◆ Figure data in JSON
#####

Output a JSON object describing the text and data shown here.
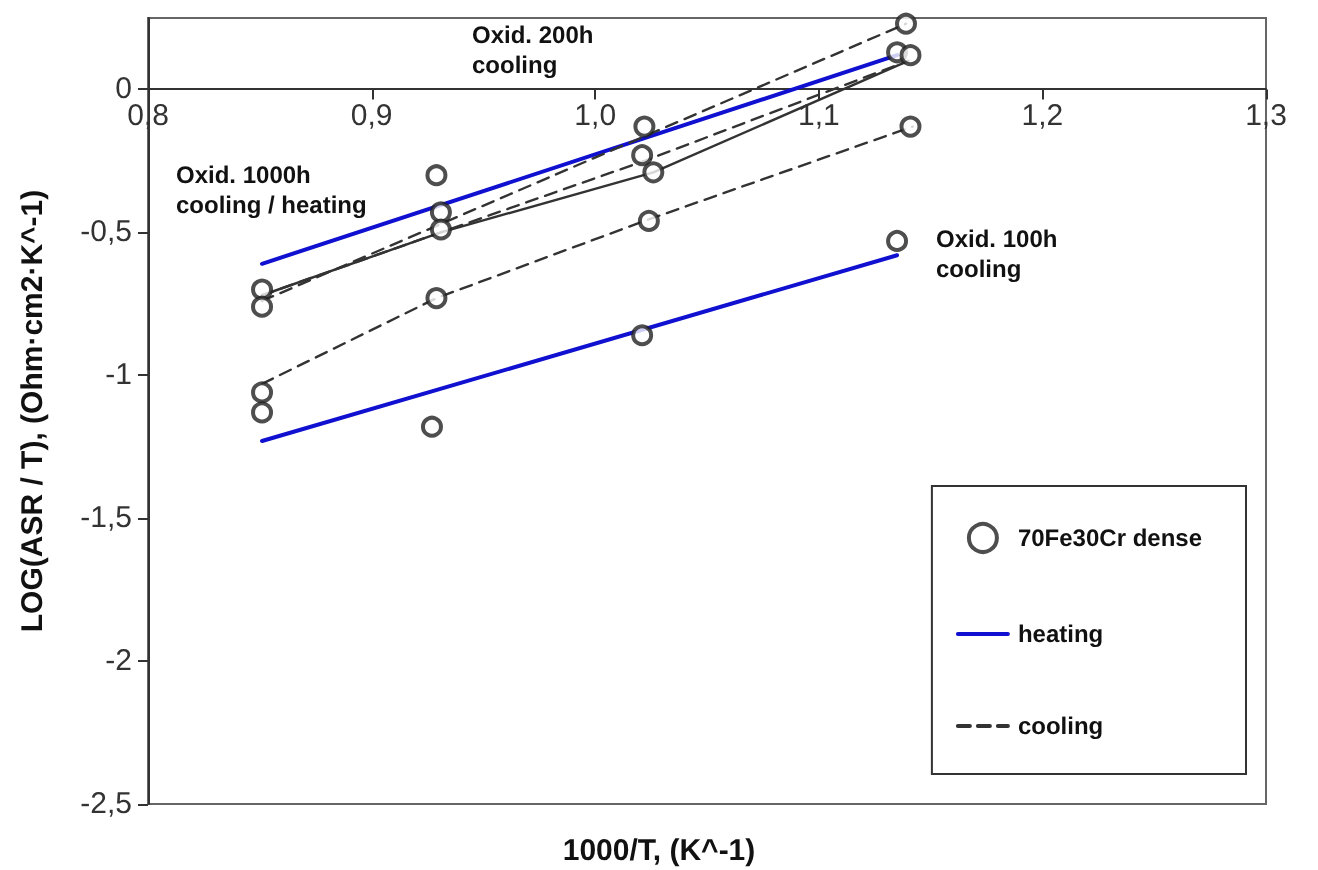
{
  "chart_data": {
    "type": "scatter",
    "xlabel": "1000/T, (K^-1)",
    "ylabel": "LOG(ASR / T), (Ohm·cm2·K^-1)",
    "xlim": [
      0.8,
      1.3
    ],
    "ylim": [
      -2.5,
      0.25
    ],
    "xticks": [
      {
        "value": 0.8,
        "label": "0,8"
      },
      {
        "value": 0.9,
        "label": "0,9"
      },
      {
        "value": 1.0,
        "label": "1,0"
      },
      {
        "value": 1.1,
        "label": "1,1"
      },
      {
        "value": 1.2,
        "label": "1,2"
      },
      {
        "value": 1.3,
        "label": "1,3"
      }
    ],
    "yticks": [
      {
        "value": 0,
        "label": "0"
      },
      {
        "value": -0.5,
        "label": "-0,5"
      },
      {
        "value": -1,
        "label": "-1"
      },
      {
        "value": -1.5,
        "label": "-1,5"
      },
      {
        "value": -2,
        "label": "-2"
      },
      {
        "value": -2.5,
        "label": "-2,5"
      }
    ],
    "grid": false,
    "legend": "bottom right",
    "series": [
      {
        "name": "70Fe30Cr dense",
        "marker": "circle",
        "color": "#222222",
        "x": [
          0.851,
          0.851,
          0.851,
          0.851,
          0.929,
          0.931,
          0.931,
          0.929,
          0.927,
          1.022,
          1.021,
          1.026,
          1.024,
          1.021,
          1.139,
          1.135,
          1.141,
          1.141,
          1.135
        ],
        "values": [
          -0.7,
          -0.76,
          -1.06,
          -1.13,
          -0.3,
          -0.43,
          -0.49,
          -0.73,
          -1.18,
          -0.13,
          -0.23,
          -0.29,
          -0.46,
          -0.86,
          0.23,
          0.13,
          0.12,
          -0.13,
          -0.53
        ]
      },
      {
        "name": "heating",
        "type": "line",
        "marker": "none",
        "line_style": "solid",
        "color": "#1010d0",
        "x": [
          0.851,
          1.135
        ],
        "values": [
          -0.61,
          0.12
        ]
      },
      {
        "type": "line",
        "marker": "none",
        "line_style": "solid",
        "color": "#1010d0",
        "x": [
          0.851,
          1.135
        ],
        "values": [
          -1.23,
          -0.58
        ]
      },
      {
        "type": "line",
        "marker": "none",
        "line_style": "solid",
        "color": "#333333",
        "x": [
          0.851,
          0.931,
          1.026,
          1.14
        ],
        "values": [
          -0.72,
          -0.5,
          -0.29,
          0.1
        ]
      },
      {
        "name": "cooling",
        "type": "line",
        "marker": "none",
        "line_style": "dashed",
        "color": "#333333",
        "x": [
          0.851,
          1.139
        ],
        "values": [
          -0.74,
          0.23
        ]
      },
      {
        "type": "line",
        "marker": "none",
        "line_style": "dashed",
        "color": "#333333",
        "x": [
          0.851,
          1.022,
          1.14
        ],
        "values": [
          -0.72,
          -0.25,
          0.1
        ]
      },
      {
        "type": "line",
        "marker": "none",
        "line_style": "dashed",
        "color": "#333333",
        "x": [
          0.851,
          0.929,
          1.022,
          1.142
        ],
        "values": [
          -1.03,
          -0.73,
          -0.46,
          -0.13
        ]
      }
    ],
    "annotations": [
      "Oxid. 200h cooling",
      "Oxid. 1000h cooling / heating",
      "Oxid. 100h cooling"
    ]
  }
}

#####

◆ What you should do
Omit all pictures while transcribing the entries verbatim.

◆ Full output
Output a JSON object describing the text and data shown here.
{
  "chart_data": {
    "type": "scatter",
    "xlabel": "1000/T, (K^-1)",
    "ylabel": "LOG(ASR / T), (Ohm·cm2·K^-1)",
    "xlim": [
      0.8,
      1.3
    ],
    "ylim": [
      -2.5,
      0.25
    ],
    "xticks": [
      {
        "value": 0.8,
        "label": "0,8"
      },
      {
        "value": 0.9,
        "label": "0,9"
      },
      {
        "value": 1.0,
        "label": "1,0"
      },
      {
        "value": 1.1,
        "label": "1,1"
      },
      {
        "value": 1.2,
        "label": "1,2"
      },
      {
        "value": 1.3,
        "label": "1,3"
      }
    ],
    "yticks": [
      {
        "value": 0,
        "label": "0"
      },
      {
        "value": -0.5,
        "label": "-0,5"
      },
      {
        "value": -1,
        "label": "-1"
      },
      {
        "value": -1.5,
        "label": "-1,5"
      },
      {
        "value": -2,
        "label": "-2"
      },
      {
        "value": -2.5,
        "label": "-2,5"
      }
    ],
    "grid": false,
    "legend": "bottom right",
    "series": [
      {
        "name": "70Fe30Cr dense",
        "marker": "circle",
        "color": "#222222",
        "x": [
          0.851,
          0.851,
          0.851,
          0.851,
          0.929,
          0.931,
          0.931,
          0.929,
          0.927,
          1.022,
          1.021,
          1.026,
          1.024,
          1.021,
          1.139,
          1.135,
          1.141,
          1.141,
          1.135
        ],
        "values": [
          -0.7,
          -0.76,
          -1.06,
          -1.13,
          -0.3,
          -0.43,
          -0.49,
          -0.73,
          -1.18,
          -0.13,
          -0.23,
          -0.29,
          -0.46,
          -0.86,
          0.23,
          0.13,
          0.12,
          -0.13,
          -0.53
        ]
      },
      {
        "name": "heating",
        "type": "line",
        "marker": "none",
        "line_style": "solid",
        "color": "#1010d0",
        "x": [
          0.851,
          1.135
        ],
        "values": [
          -0.61,
          0.12
        ]
      },
      {
        "type": "line",
        "marker": "none",
        "line_style": "solid",
        "color": "#1010d0",
        "x": [
          0.851,
          1.135
        ],
        "values": [
          -1.23,
          -0.58
        ]
      },
      {
        "type": "line",
        "marker": "none",
        "line_style": "solid",
        "color": "#333333",
        "x": [
          0.851,
          0.931,
          1.026,
          1.14
        ],
        "values": [
          -0.72,
          -0.5,
          -0.29,
          0.1
        ]
      },
      {
        "name": "cooling",
        "type": "line",
        "marker": "none",
        "line_style": "dashed",
        "color": "#333333",
        "x": [
          0.851,
          1.139
        ],
        "values": [
          -0.74,
          0.23
        ]
      },
      {
        "type": "line",
        "marker": "none",
        "line_style": "dashed",
        "color": "#333333",
        "x": [
          0.851,
          1.022,
          1.14
        ],
        "values": [
          -0.72,
          -0.25,
          0.1
        ]
      },
      {
        "type": "line",
        "marker": "none",
        "line_style": "dashed",
        "color": "#333333",
        "x": [
          0.851,
          0.929,
          1.022,
          1.142
        ],
        "values": [
          -1.03,
          -0.73,
          -0.46,
          -0.13
        ]
      }
    ],
    "annotations": [
      "Oxid. 200h cooling",
      "Oxid. 1000h cooling / heating",
      "Oxid. 100h cooling"
    ]
  }
}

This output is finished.